▸ **What to produce**
Check every line below for the word "JSON" and copy each one that has it.

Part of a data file
◇ ◇ ◇ ◇ ◇
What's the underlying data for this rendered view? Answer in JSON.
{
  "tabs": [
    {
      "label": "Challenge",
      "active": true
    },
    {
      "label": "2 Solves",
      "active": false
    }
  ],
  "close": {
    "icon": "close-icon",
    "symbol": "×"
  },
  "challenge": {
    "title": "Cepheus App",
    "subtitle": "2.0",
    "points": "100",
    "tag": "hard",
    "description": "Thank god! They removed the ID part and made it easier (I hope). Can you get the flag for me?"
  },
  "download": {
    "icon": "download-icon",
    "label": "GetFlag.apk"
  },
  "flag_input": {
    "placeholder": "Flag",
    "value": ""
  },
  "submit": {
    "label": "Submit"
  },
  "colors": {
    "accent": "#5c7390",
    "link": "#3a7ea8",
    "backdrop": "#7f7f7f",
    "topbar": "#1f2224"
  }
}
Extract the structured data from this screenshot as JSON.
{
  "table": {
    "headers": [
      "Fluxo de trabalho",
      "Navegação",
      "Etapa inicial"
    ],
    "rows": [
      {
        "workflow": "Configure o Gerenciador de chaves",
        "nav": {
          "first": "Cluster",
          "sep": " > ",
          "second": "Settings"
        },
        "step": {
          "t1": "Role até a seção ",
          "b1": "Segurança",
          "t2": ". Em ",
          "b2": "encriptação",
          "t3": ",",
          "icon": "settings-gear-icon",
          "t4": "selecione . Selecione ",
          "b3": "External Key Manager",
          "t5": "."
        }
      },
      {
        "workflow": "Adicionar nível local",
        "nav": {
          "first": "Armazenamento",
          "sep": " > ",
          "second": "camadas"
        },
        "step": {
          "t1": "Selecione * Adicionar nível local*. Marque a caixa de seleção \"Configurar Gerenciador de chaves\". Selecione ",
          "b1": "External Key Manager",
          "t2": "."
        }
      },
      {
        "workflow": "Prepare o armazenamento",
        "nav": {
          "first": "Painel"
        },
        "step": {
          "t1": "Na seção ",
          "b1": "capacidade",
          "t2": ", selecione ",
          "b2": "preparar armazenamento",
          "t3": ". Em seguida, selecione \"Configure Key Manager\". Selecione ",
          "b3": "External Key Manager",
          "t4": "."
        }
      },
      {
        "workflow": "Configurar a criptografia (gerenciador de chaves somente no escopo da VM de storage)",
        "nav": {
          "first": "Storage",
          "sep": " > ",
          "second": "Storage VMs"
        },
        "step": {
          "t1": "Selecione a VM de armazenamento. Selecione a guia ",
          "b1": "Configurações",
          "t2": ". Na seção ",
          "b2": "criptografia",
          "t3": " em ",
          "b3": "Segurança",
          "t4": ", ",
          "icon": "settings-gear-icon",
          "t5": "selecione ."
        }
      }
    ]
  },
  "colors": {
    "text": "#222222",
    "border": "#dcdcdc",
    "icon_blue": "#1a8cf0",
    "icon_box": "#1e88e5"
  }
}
◇ ◇ ◇ ◇ ◇
▸ **Response to the task**
What's the underlying data for this rendered view? Answer in JSON.
Extract the structured data from this screenshot as JSON.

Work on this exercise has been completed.